*About this exercise*
Throughout the entries below, report every line where "Differential" is found.

-- Supplied material follows --

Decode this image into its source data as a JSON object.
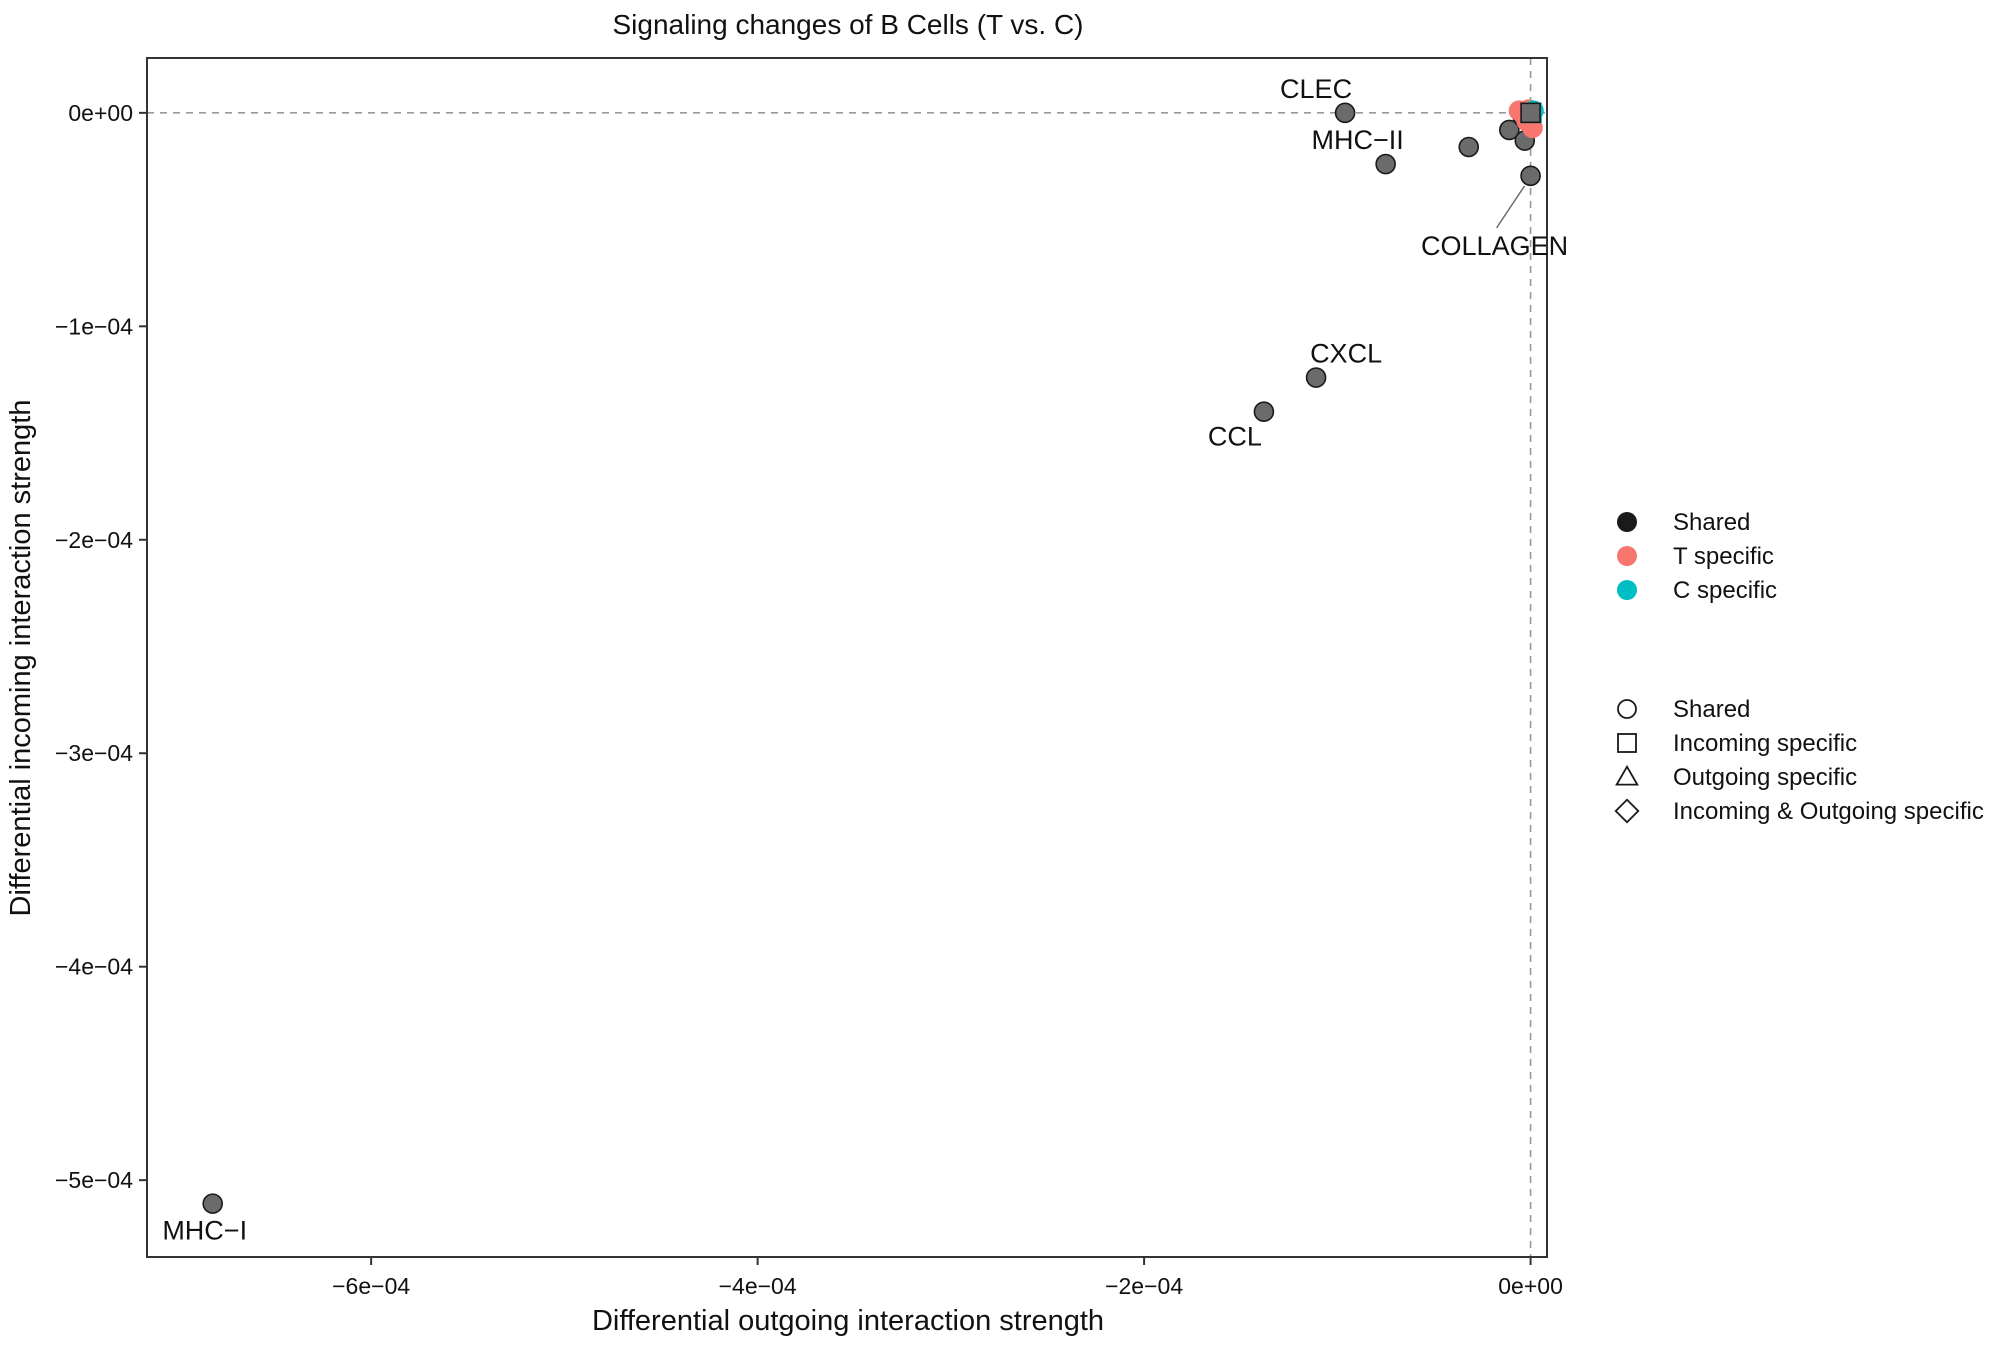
{
  "chart_data": {
    "type": "scatter",
    "title": "Signaling changes of B Cells (T vs. C)",
    "xlabel": "Differential outgoing interaction strength",
    "ylabel": "Differential incoming interaction strength",
    "xlim": [
      -0.000716,
      8.5e-06
    ],
    "ylim": [
      -0.000536,
      2.57e-05
    ],
    "x_ticks": [
      {
        "value": -0.0006,
        "label": "−6e−04"
      },
      {
        "value": -0.0004,
        "label": "−4e−04"
      },
      {
        "value": -0.0002,
        "label": "−2e−04"
      },
      {
        "value": 0,
        "label": "0e+00"
      }
    ],
    "y_ticks": [
      {
        "value": 0,
        "label": "0e+00"
      },
      {
        "value": -0.0001,
        "label": "−1e−04"
      },
      {
        "value": -0.0002,
        "label": "−2e−04"
      },
      {
        "value": -0.0003,
        "label": "−3e−04"
      },
      {
        "value": -0.0004,
        "label": "−4e−04"
      },
      {
        "value": -0.0005,
        "label": "−5e−04"
      }
    ],
    "reference_lines": {
      "x": 0,
      "y": 0,
      "style": "dashed"
    },
    "grid": false,
    "points": [
      {
        "label": "MHC−I",
        "x": -0.000682,
        "y": -0.000511,
        "group": "Shared",
        "shape": "Shared"
      },
      {
        "label": "CCL",
        "x": -0.000138,
        "y": -0.00014,
        "group": "Shared",
        "shape": "Shared"
      },
      {
        "label": "CXCL",
        "x": -0.000111,
        "y": -0.000124,
        "group": "Shared",
        "shape": "Shared"
      },
      {
        "label": "CLEC",
        "x": -9.6e-05,
        "y": 0.0,
        "group": "Shared",
        "shape": "Shared"
      },
      {
        "label": "MHC−II",
        "x": -7.5e-05,
        "y": -2.4e-05,
        "group": "Shared",
        "shape": "Shared"
      },
      {
        "label": "",
        "x": -3.2e-05,
        "y": -1.6e-05,
        "group": "Shared",
        "shape": "Shared"
      },
      {
        "label": "",
        "x": -1.1e-05,
        "y": -8e-06,
        "group": "Shared",
        "shape": "Shared"
      },
      {
        "label": "",
        "x": -3e-06,
        "y": -1.3e-05,
        "group": "Shared",
        "shape": "Shared"
      },
      {
        "label": "COLLAGEN",
        "x": 0.0,
        "y": -2.95e-05,
        "group": "Shared",
        "shape": "Shared"
      },
      {
        "label": "",
        "x": -4e-06,
        "y": -2e-06,
        "group": "Shared",
        "shape": "Shared"
      },
      {
        "label": "",
        "x": -6e-06,
        "y": 1e-06,
        "group": "T specific",
        "shape": "Shared"
      },
      {
        "label": "",
        "x": -2e-06,
        "y": -4e-06,
        "group": "T specific",
        "shape": "Shared"
      },
      {
        "label": "",
        "x": 1e-06,
        "y": -7e-06,
        "group": "T specific",
        "shape": "Shared"
      },
      {
        "label": "",
        "x": -1e-06,
        "y": 1.5e-06,
        "group": "T specific",
        "shape": "Shared"
      },
      {
        "label": "",
        "x": 5e-07,
        "y": 0.0,
        "group": "C specific",
        "shape": "Incoming specific"
      },
      {
        "label": "",
        "x": 1.5e-06,
        "y": 1e-06,
        "group": "C specific",
        "shape": "Shared"
      },
      {
        "label": "",
        "x": 0.0,
        "y": 0.0,
        "group": "Shared",
        "shape": "Incoming specific"
      }
    ],
    "legend_color": {
      "placement": "right",
      "items": [
        {
          "name": "Shared",
          "color": "#1a1a1a"
        },
        {
          "name": "T specific",
          "color": "#F8766D"
        },
        {
          "name": "C specific",
          "color": "#00BFC4"
        }
      ]
    },
    "legend_shape": {
      "placement": "right",
      "items": [
        {
          "name": "Shared",
          "shape": "circle"
        },
        {
          "name": "Incoming specific",
          "shape": "square"
        },
        {
          "name": "Outgoing specific",
          "shape": "triangle"
        },
        {
          "name": "Incoming & Outgoing specific",
          "shape": "diamond"
        }
      ]
    },
    "colors": {
      "point_fill_shared": "#6b6b6b",
      "point_stroke": "#1a1a1a",
      "axis": "#333333",
      "reference_line": "#999999"
    }
  }
}
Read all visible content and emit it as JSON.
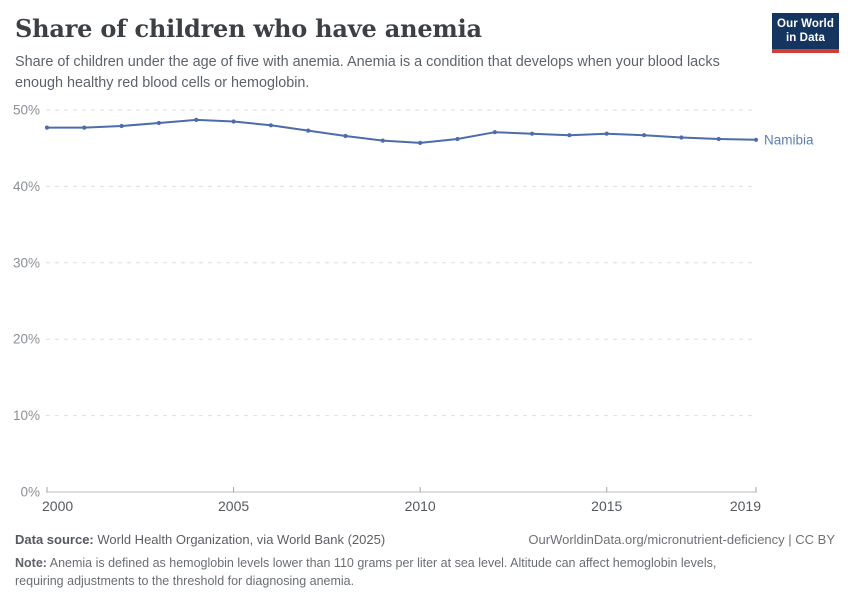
{
  "header": {
    "title": "Share of children who have anemia",
    "subtitle": "Share of children under the age of five with anemia. Anemia is a condition that develops when your blood lacks enough healthy red blood cells or hemoglobin.",
    "logo_line1": "Our World",
    "logo_line2": "in Data"
  },
  "chart_data": {
    "type": "line",
    "title": "Share of children who have anemia",
    "x": [
      2000,
      2001,
      2002,
      2003,
      2004,
      2005,
      2006,
      2007,
      2008,
      2009,
      2010,
      2011,
      2012,
      2013,
      2014,
      2015,
      2016,
      2017,
      2018,
      2019
    ],
    "series": [
      {
        "name": "Namibia",
        "color": "#4C6CAB",
        "label_color": "#5E7EB8",
        "values": [
          47.7,
          47.7,
          47.9,
          48.3,
          48.7,
          48.5,
          48.0,
          47.3,
          46.6,
          46.0,
          45.7,
          46.2,
          47.1,
          46.9,
          46.7,
          46.9,
          46.7,
          46.4,
          46.2,
          46.1
        ]
      }
    ],
    "xlabel": "",
    "ylabel": "",
    "unit": "%",
    "xlim": [
      2000,
      2019
    ],
    "ylim": [
      0,
      50
    ],
    "x_ticks": [
      2000,
      2005,
      2010,
      2015,
      2019
    ],
    "y_ticks": [
      {
        "value": 0,
        "label": "0%"
      },
      {
        "value": 10,
        "label": "10%"
      },
      {
        "value": 20,
        "label": "20%"
      },
      {
        "value": 30,
        "label": "30%"
      },
      {
        "value": 40,
        "label": "40%"
      },
      {
        "value": 50,
        "label": "50%"
      }
    ],
    "grid": "horizontal-dashed",
    "legend_position": "end-of-line-label"
  },
  "footer": {
    "datasource_label": "Data source:",
    "datasource_value": " World Health Organization, via World Bank (2025)",
    "link": "OurWorldinData.org/micronutrient-deficiency | CC BY",
    "note_label": "Note:",
    "note_value": " Anemia is defined as hemoglobin levels lower than 110 grams per liter at sea level. Altitude can affect hemoglobin levels, requiring adjustments to the threshold for diagnosing anemia."
  },
  "colors": {
    "series": "#4C6CAB",
    "series_label": "#5E7EB8",
    "logo_bg": "#14355F",
    "logo_stripe": "#CE3F36",
    "title_text": "#3b4045",
    "gridline": "#dcdee1",
    "axis_line": "#b9bcc0",
    "y_tick_label": "#8b9096",
    "x_tick_label": "#55595e"
  }
}
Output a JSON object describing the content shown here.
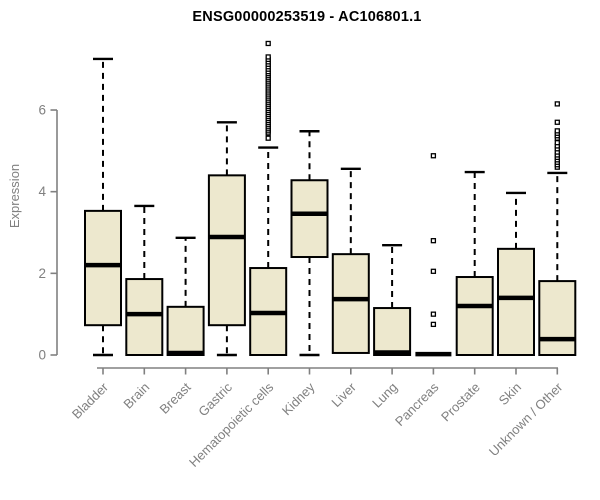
{
  "title": "ENSG00000253519 - AC106801.1",
  "chart_data": {
    "type": "boxplot",
    "title": "ENSG00000253519 - AC106801.1",
    "xlabel": "",
    "ylabel": "Expression",
    "yticks": [
      0,
      2,
      4,
      6
    ],
    "ytick_labels": [
      "0",
      "2",
      "4",
      "6"
    ],
    "ylim": [
      0,
      7.8
    ],
    "grid": false,
    "legend": "none",
    "colors": {
      "box_fill": "#EDE8CE",
      "box_stroke": "#000000",
      "median": "#000000",
      "whisker": "#000000",
      "axis": "#808080",
      "tick_label": "#808080",
      "title": "#000000",
      "outlier_stroke": "#000000",
      "outlier_fill": "#ffffff"
    },
    "categories": [
      "Bladder",
      "Brain",
      "Breast",
      "Gastric",
      "Hematopoietic cells",
      "Kidney",
      "Liver",
      "Lung",
      "Pancreas",
      "Prostate",
      "Skin",
      "Unknown / Other"
    ],
    "series": [
      {
        "name": "Bladder",
        "min": 0,
        "q1": 0.73,
        "median": 2.2,
        "q3": 3.53,
        "max": 7.25,
        "outliers": []
      },
      {
        "name": "Brain",
        "min": 0,
        "q1": 0,
        "median": 1.0,
        "q3": 1.86,
        "max": 3.65,
        "outliers": []
      },
      {
        "name": "Breast",
        "min": 0,
        "q1": 0,
        "median": 0.05,
        "q3": 1.18,
        "max": 2.87,
        "outliers": []
      },
      {
        "name": "Gastric",
        "min": 0,
        "q1": 0.73,
        "median": 2.89,
        "q3": 4.4,
        "max": 5.7,
        "outliers": []
      },
      {
        "name": "Hematopoietic cells",
        "min": 0,
        "q1": 0,
        "median": 1.03,
        "q3": 2.13,
        "max": 5.08,
        "outliers": [
          5.31,
          5.44,
          5.49,
          5.54,
          5.59,
          5.64,
          5.69,
          5.74,
          5.79,
          5.84,
          5.89,
          5.94,
          5.99,
          6.04,
          6.09,
          6.14,
          6.19,
          6.24,
          6.29,
          6.34,
          6.39,
          6.44,
          6.49,
          6.54,
          6.59,
          6.64,
          6.69,
          6.74,
          6.79,
          6.84,
          6.89,
          6.94,
          7.0,
          7.06,
          7.12,
          7.18,
          7.24,
          7.3,
          7.63
        ]
      },
      {
        "name": "Kidney",
        "min": 0,
        "q1": 2.4,
        "median": 3.46,
        "q3": 4.28,
        "max": 5.48,
        "outliers": []
      },
      {
        "name": "Liver",
        "min": 0.05,
        "q1": 0.05,
        "median": 1.37,
        "q3": 2.47,
        "max": 4.56,
        "outliers": []
      },
      {
        "name": "Lung",
        "min": 0,
        "q1": 0,
        "median": 0.06,
        "q3": 1.15,
        "max": 2.69,
        "outliers": []
      },
      {
        "name": "Pancreas",
        "min": 0.02,
        "q1": 0.02,
        "median": 0.02,
        "q3": 0.02,
        "max": 0.02,
        "outliers": [
          0.75,
          1.0,
          2.05,
          2.8,
          4.88
        ]
      },
      {
        "name": "Prostate",
        "min": 0,
        "q1": 0,
        "median": 1.2,
        "q3": 1.91,
        "max": 4.48,
        "outliers": []
      },
      {
        "name": "Skin",
        "min": 0,
        "q1": 0,
        "median": 1.4,
        "q3": 2.6,
        "max": 3.97,
        "outliers": []
      },
      {
        "name": "Unknown / Other",
        "min": 0,
        "q1": 0,
        "median": 0.39,
        "q3": 1.81,
        "max": 4.46,
        "outliers": [
          4.6,
          4.66,
          4.72,
          4.78,
          4.84,
          4.9,
          4.97,
          5.05,
          5.12,
          5.2,
          5.31,
          5.37,
          5.43,
          5.49,
          5.7,
          6.15
        ]
      }
    ]
  }
}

-- Supplied material concluded --

*Task output*
    "xlabel": "Differential outgoing interaction strength",
    "ylabel": "Differential incoming interaction strength",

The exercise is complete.